Dataset records:
----------

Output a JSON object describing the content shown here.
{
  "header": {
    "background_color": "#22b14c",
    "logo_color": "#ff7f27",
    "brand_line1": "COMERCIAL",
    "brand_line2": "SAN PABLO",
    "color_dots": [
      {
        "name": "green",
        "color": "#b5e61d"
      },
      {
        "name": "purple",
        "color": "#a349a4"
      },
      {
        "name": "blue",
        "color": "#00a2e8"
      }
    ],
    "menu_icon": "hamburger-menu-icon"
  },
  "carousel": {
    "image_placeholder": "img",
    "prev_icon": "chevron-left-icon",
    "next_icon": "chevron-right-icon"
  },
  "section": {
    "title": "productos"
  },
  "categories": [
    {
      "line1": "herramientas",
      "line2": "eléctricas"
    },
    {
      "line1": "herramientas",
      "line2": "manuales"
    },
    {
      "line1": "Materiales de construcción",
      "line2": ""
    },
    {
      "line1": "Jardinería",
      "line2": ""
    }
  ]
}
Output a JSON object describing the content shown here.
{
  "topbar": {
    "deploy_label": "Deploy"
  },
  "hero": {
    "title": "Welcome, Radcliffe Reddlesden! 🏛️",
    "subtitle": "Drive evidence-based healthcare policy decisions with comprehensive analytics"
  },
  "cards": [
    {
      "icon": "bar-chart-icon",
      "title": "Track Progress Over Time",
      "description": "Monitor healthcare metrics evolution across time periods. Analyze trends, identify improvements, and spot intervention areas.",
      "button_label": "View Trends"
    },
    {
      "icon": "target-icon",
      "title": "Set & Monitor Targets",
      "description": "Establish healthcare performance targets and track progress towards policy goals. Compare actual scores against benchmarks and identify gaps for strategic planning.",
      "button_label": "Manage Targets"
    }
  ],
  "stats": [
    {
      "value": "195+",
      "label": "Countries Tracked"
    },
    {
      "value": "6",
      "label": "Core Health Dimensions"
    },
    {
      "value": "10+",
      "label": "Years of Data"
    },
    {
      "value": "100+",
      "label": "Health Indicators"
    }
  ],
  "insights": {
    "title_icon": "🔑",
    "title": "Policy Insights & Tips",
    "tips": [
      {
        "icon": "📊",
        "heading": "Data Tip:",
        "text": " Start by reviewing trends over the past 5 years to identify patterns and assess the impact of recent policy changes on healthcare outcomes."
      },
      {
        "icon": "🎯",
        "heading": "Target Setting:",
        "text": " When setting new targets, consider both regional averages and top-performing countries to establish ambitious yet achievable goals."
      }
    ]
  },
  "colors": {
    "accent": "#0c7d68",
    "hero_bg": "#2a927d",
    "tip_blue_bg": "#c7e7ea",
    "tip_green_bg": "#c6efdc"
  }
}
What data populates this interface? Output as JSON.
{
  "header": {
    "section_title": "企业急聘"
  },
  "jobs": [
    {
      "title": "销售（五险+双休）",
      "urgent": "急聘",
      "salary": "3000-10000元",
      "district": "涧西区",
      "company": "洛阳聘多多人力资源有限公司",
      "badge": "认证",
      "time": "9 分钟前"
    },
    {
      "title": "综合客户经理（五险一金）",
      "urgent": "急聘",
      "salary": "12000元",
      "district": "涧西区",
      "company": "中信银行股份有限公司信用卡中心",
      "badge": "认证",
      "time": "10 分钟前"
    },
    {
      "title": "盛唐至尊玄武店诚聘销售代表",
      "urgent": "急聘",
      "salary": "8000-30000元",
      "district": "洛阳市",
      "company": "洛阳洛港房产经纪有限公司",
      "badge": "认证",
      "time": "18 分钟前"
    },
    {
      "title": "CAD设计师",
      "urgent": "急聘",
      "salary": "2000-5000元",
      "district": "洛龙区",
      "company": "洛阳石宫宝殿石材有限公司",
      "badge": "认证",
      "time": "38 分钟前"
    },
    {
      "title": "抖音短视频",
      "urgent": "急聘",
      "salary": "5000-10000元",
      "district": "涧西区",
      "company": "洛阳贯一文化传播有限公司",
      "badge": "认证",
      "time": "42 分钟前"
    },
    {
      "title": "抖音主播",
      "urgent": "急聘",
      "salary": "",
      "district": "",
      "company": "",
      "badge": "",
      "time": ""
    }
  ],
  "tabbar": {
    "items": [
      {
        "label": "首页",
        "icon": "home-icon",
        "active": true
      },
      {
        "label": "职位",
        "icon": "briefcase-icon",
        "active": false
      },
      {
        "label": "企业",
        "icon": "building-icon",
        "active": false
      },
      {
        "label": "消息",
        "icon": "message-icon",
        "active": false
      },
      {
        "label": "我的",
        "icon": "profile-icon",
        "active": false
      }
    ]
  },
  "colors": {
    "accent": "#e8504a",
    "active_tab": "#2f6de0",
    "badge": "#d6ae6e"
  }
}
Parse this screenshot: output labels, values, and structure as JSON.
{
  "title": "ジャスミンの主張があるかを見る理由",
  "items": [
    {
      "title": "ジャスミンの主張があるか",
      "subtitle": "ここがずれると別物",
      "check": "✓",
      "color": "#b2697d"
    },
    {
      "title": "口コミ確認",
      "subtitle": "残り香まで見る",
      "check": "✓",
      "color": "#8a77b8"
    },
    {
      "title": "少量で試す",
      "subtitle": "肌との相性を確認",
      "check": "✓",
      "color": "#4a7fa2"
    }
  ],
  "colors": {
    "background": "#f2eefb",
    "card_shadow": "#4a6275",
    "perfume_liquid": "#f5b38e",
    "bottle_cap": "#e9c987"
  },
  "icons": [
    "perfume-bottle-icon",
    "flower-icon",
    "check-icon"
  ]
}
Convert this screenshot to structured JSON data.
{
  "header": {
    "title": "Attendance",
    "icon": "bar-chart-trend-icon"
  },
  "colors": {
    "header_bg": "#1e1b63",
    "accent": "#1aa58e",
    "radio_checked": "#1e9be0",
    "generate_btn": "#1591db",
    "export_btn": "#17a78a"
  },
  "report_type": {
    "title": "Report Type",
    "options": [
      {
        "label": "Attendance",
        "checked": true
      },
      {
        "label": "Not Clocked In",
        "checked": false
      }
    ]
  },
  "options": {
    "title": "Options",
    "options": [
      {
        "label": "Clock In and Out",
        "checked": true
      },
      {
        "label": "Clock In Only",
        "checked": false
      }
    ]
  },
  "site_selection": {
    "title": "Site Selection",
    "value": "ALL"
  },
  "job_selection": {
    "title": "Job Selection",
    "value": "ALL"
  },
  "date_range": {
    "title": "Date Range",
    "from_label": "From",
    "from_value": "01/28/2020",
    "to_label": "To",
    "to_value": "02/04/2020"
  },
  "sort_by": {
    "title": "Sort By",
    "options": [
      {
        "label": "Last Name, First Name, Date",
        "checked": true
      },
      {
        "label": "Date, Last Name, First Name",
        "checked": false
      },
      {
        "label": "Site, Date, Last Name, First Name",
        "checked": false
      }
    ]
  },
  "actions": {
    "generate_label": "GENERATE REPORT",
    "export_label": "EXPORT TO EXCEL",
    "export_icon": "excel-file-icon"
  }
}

----------

## [DIRECTIVE]
Reproduce the whole listing word for word.

## [EXERCISE RESULT]
Output a JSON object describing the content shown here.
{
  "header": {
    "background_color": "#22b14c",
    "logo_color": "#ff7f27",
    "brand_line1": "COMERCIAL",
    "brand_line2": "SAN PABLO",
    "color_dots": [
      {
        "name": "green",
        "color": "#b5e61d"
      },
      {
        "name": "purple",
        "color": "#a349a4"
      },
      {
        "name": "blue",
        "color": "#00a2e8"
      }
    ],
    "menu_icon": "hamburger-menu-icon"
  },
  "carousel": {
    "image_placeholder": "img",
    "prev_icon": "chevron-left-icon",
    "next_icon": "chevron-right-icon"
  },
  "section": {
    "title": "productos"
  },
  "categories": [
    {
      "line1": "herramientas",
      "line2": "eléctricas"
    },
    {
      "line1": "herramientas",
      "line2": "manuales"
    },
    {
      "line1": "Materiales de construcción",
      "line2": ""
    },
    {
      "line1": "Jardinería",
      "line2": ""
    }
  ]
}
Output a JSON object describing the content shown here.
{
  "topbar": {
    "deploy_label": "Deploy"
  },
  "hero": {
    "title": "Welcome, Radcliffe Reddlesden! 🏛️",
    "subtitle": "Drive evidence-based healthcare policy decisions with comprehensive analytics"
  },
  "cards": [
    {
      "icon": "bar-chart-icon",
      "title": "Track Progress Over Time",
      "description": "Monitor healthcare metrics evolution across time periods. Analyze trends, identify improvements, and spot intervention areas.",
      "button_label": "View Trends"
    },
    {
      "icon": "target-icon",
      "title": "Set & Monitor Targets",
      "description": "Establish healthcare performance targets and track progress towards policy goals. Compare actual scores against benchmarks and identify gaps for strategic planning.",
      "button_label": "Manage Targets"
    }
  ],
  "stats": [
    {
      "value": "195+",
      "label": "Countries Tracked"
    },
    {
      "value": "6",
      "label": "Core Health Dimensions"
    },
    {
      "value": "10+",
      "label": "Years of Data"
    },
    {
      "value": "100+",
      "label": "Health Indicators"
    }
  ],
  "insights": {
    "title_icon": "🔑",
    "title": "Policy Insights & Tips",
    "tips": [
      {
        "icon": "📊",
        "heading": "Data Tip:",
        "text": " Start by reviewing trends over the past 5 years to identify patterns and assess the impact of recent policy changes on healthcare outcomes."
      },
      {
        "icon": "🎯",
        "heading": "Target Setting:",
        "text": " When setting new targets, consider both regional averages and top-performing countries to establish ambitious yet achievable goals."
      }
    ]
  },
  "colors": {
    "accent": "#0c7d68",
    "hero_bg": "#2a927d",
    "tip_blue_bg": "#c7e7ea",
    "tip_green_bg": "#c6efdc"
  }
}
What data populates this interface? Output as JSON.
{
  "header": {
    "section_title": "企业急聘"
  },
  "jobs": [
    {
      "title": "销售（五险+双休）",
      "urgent": "急聘",
      "salary": "3000-10000元",
      "district": "涧西区",
      "company": "洛阳聘多多人力资源有限公司",
      "badge": "认证",
      "time": "9 分钟前"
    },
    {
      "title": "综合客户经理（五险一金）",
      "urgent": "急聘",
      "salary": "12000元",
      "district": "涧西区",
      "company": "中信银行股份有限公司信用卡中心",
      "badge": "认证",
      "time": "10 分钟前"
    },
    {
      "title": "盛唐至尊玄武店诚聘销售代表",
      "urgent": "急聘",
      "salary": "8000-30000元",
      "district": "洛阳市",
      "company": "洛阳洛港房产经纪有限公司",
      "badge": "认证",
      "time": "18 分钟前"
    },
    {
      "title": "CAD设计师",
      "urgent": "急聘",
      "salary": "2000-5000元",
      "district": "洛龙区",
      "company": "洛阳石宫宝殿石材有限公司",
      "badge": "认证",
      "time": "38 分钟前"
    },
    {
      "title": "抖音短视频",
      "urgent": "急聘",
      "salary": "5000-10000元",
      "district": "涧西区",
      "company": "洛阳贯一文化传播有限公司",
      "badge": "认证",
      "time": "42 分钟前"
    },
    {
      "title": "抖音主播",
      "urgent": "急聘",
      "salary": "",
      "district": "",
      "company": "",
      "badge": "",
      "time": ""
    }
  ],
  "tabbar": {
    "items": [
      {
        "label": "首页",
        "icon": "home-icon",
        "active": true
      },
      {
        "label": "职位",
        "icon": "briefcase-icon",
        "active": false
      },
      {
        "label": "企业",
        "icon": "building-icon",
        "active": false
      },
      {
        "label": "消息",
        "icon": "message-icon",
        "active": false
      },
      {
        "label": "我的",
        "icon": "profile-icon",
        "active": false
      }
    ]
  },
  "colors": {
    "accent": "#e8504a",
    "active_tab": "#2f6de0",
    "badge": "#d6ae6e"
  }
}
Parse this screenshot: output labels, values, and structure as JSON.
{
  "title": "ジャスミンの主張があるかを見る理由",
  "items": [
    {
      "title": "ジャスミンの主張があるか",
      "subtitle": "ここがずれると別物",
      "check": "✓",
      "color": "#b2697d"
    },
    {
      "title": "口コミ確認",
      "subtitle": "残り香まで見る",
      "check": "✓",
      "color": "#8a77b8"
    },
    {
      "title": "少量で試す",
      "subtitle": "肌との相性を確認",
      "check": "✓",
      "color": "#4a7fa2"
    }
  ],
  "colors": {
    "background": "#f2eefb",
    "card_shadow": "#4a6275",
    "perfume_liquid": "#f5b38e",
    "bottle_cap": "#e9c987"
  },
  "icons": [
    "perfume-bottle-icon",
    "flower-icon",
    "check-icon"
  ]
}
Convert this screenshot to structured JSON data.
{
  "header": {
    "title": "Attendance",
    "icon": "bar-chart-trend-icon"
  },
  "colors": {
    "header_bg": "#1e1b63",
    "accent": "#1aa58e",
    "radio_checked": "#1e9be0",
    "generate_btn": "#1591db",
    "export_btn": "#17a78a"
  },
  "report_type": {
    "title": "Report Type",
    "options": [
      {
        "label": "Attendance",
        "checked": true
      },
      {
        "label": "Not Clocked In",
        "checked": false
      }
    ]
  },
  "options": {
    "title": "Options",
    "options": [
      {
        "label": "Clock In and Out",
        "checked": true
      },
      {
        "label": "Clock In Only",
        "checked": false
      }
    ]
  },
  "site_selection": {
    "title": "Site Selection",
    "value": "ALL"
  },
  "job_selection": {
    "title": "Job Selection",
    "value": "ALL"
  },
  "date_range": {
    "title": "Date Range",
    "from_label": "From",
    "from_value": "01/28/2020",
    "to_label": "To",
    "to_value": "02/04/2020"
  },
  "sort_by": {
    "title": "Sort By",
    "options": [
      {
        "label": "Last Name, First Name, Date",
        "checked": true
      },
      {
        "label": "Date, Last Name, First Name",
        "checked": false
      },
      {
        "label": "Site, Date, Last Name, First Name",
        "checked": false
      }
    ]
  },
  "actions": {
    "generate_label": "GENERATE REPORT",
    "export_label": "EXPORT TO EXCEL",
    "export_icon": "excel-file-icon"
  }
}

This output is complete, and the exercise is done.